WHAT THIS TASK INVOLVES = Reproduce verbatim the rows starting at the first row and ending at the line that contains "Text: 1: 1 <box>20 490 27 502</box>", with both of those lines included.

+++ DATASET ROWS +++

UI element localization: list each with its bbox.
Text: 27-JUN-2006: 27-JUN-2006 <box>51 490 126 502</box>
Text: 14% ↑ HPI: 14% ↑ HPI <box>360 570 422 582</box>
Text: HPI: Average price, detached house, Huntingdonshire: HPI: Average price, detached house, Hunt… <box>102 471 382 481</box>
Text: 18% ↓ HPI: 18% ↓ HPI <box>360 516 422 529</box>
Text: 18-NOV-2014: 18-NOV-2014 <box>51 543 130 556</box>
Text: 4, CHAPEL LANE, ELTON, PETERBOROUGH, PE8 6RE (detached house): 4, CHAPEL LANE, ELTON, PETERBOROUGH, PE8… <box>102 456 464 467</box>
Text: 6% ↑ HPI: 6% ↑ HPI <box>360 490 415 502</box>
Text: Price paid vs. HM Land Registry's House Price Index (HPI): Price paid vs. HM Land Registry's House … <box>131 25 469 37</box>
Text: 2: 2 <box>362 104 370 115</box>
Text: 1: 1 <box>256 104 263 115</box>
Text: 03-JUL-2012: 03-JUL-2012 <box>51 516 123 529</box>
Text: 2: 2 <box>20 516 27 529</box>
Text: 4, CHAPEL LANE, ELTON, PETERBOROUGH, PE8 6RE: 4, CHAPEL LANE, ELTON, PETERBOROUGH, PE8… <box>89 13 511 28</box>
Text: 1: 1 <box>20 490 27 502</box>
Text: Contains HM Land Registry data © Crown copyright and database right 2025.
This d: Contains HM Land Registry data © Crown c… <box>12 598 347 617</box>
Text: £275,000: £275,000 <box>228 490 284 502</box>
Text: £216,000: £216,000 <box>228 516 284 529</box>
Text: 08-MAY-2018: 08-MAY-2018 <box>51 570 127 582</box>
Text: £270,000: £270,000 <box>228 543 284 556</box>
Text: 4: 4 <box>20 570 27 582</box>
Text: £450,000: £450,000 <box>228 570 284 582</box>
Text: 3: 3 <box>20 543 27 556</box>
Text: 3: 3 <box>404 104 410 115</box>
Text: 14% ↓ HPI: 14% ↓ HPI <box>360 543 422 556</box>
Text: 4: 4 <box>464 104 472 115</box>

+++

RESPONSE FOR THIS EXERCISE =
UI element localization: list each with its bbox.
Text: 27-JUN-2006: 27-JUN-2006 <box>51 490 126 502</box>
Text: 14% ↑ HPI: 14% ↑ HPI <box>360 570 422 582</box>
Text: HPI: Average price, detached house, Huntingdonshire: HPI: Average price, detached house, Hunt… <box>102 471 382 481</box>
Text: 18% ↓ HPI: 18% ↓ HPI <box>360 516 422 529</box>
Text: 18-NOV-2014: 18-NOV-2014 <box>51 543 130 556</box>
Text: 4, CHAPEL LANE, ELTON, PETERBOROUGH, PE8 6RE (detached house): 4, CHAPEL LANE, ELTON, PETERBOROUGH, PE8… <box>102 456 464 467</box>
Text: 6% ↑ HPI: 6% ↑ HPI <box>360 490 415 502</box>
Text: Price paid vs. HM Land Registry's House Price Index (HPI): Price paid vs. HM Land Registry's House … <box>131 25 469 37</box>
Text: 2: 2 <box>362 104 370 115</box>
Text: 1: 1 <box>256 104 263 115</box>
Text: 03-JUL-2012: 03-JUL-2012 <box>51 516 123 529</box>
Text: 2: 2 <box>20 516 27 529</box>
Text: 4, CHAPEL LANE, ELTON, PETERBOROUGH, PE8 6RE: 4, CHAPEL LANE, ELTON, PETERBOROUGH, PE8… <box>89 13 511 28</box>
Text: 1: 1 <box>20 490 27 502</box>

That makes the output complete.